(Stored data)
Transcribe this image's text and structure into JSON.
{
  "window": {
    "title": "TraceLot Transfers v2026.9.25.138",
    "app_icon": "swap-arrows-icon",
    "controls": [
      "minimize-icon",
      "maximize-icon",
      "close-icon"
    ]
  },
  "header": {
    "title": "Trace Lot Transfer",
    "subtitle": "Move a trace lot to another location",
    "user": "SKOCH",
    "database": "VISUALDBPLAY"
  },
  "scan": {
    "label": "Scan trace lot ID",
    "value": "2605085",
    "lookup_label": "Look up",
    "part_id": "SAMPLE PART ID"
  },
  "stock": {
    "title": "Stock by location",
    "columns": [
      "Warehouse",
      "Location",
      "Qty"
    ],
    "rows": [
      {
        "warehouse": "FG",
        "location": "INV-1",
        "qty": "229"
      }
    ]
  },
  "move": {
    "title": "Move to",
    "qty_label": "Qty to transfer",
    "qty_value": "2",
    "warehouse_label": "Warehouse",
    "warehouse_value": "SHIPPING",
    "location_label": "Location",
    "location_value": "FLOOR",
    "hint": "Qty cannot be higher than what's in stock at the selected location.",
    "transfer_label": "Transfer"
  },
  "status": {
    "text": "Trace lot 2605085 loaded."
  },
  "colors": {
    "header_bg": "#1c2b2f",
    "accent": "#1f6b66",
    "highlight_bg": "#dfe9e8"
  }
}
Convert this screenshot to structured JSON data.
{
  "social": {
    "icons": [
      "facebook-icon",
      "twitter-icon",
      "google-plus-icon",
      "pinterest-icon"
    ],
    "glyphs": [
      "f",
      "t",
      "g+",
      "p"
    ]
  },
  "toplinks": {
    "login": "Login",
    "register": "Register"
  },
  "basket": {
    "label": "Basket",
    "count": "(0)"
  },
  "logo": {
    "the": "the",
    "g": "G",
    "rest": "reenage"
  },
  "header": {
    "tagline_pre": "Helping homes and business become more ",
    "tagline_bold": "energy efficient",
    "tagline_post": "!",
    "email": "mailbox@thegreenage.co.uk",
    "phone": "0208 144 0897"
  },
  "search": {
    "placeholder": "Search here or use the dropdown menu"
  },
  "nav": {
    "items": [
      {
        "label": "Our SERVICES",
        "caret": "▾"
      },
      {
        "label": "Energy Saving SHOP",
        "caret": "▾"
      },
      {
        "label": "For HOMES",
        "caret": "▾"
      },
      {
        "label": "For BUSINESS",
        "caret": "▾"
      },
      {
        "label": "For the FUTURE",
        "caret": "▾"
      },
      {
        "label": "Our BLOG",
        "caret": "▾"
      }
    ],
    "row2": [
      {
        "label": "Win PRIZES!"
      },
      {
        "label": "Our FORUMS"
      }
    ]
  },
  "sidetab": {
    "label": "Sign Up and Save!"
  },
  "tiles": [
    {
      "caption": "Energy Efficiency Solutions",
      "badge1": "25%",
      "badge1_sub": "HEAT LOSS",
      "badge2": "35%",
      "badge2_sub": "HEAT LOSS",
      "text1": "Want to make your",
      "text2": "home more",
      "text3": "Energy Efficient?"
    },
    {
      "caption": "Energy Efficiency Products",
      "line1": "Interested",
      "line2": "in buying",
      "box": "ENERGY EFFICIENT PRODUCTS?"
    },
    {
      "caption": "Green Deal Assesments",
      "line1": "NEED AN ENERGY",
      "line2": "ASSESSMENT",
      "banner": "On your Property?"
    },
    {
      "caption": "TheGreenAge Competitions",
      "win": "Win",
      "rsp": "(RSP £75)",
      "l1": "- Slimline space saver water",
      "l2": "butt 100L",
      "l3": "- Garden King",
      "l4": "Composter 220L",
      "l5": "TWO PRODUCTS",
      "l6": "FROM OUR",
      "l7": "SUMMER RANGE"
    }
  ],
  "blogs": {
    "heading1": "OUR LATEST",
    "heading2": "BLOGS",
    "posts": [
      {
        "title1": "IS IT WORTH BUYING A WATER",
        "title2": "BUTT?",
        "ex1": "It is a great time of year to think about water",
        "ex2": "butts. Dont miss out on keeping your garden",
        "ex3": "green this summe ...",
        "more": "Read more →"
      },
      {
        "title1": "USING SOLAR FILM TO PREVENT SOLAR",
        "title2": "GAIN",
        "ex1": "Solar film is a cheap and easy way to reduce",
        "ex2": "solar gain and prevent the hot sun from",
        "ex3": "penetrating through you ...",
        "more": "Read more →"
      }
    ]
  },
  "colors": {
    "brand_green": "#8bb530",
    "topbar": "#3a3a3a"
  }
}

- Problem statement:
Read the data above. Pull out each line in which the string "your" appears.

- Solution:
      "text1": "Want to make your",
      "banner": "On your Property?"
        "ex2": "butts. Dont miss out on keeping your garden",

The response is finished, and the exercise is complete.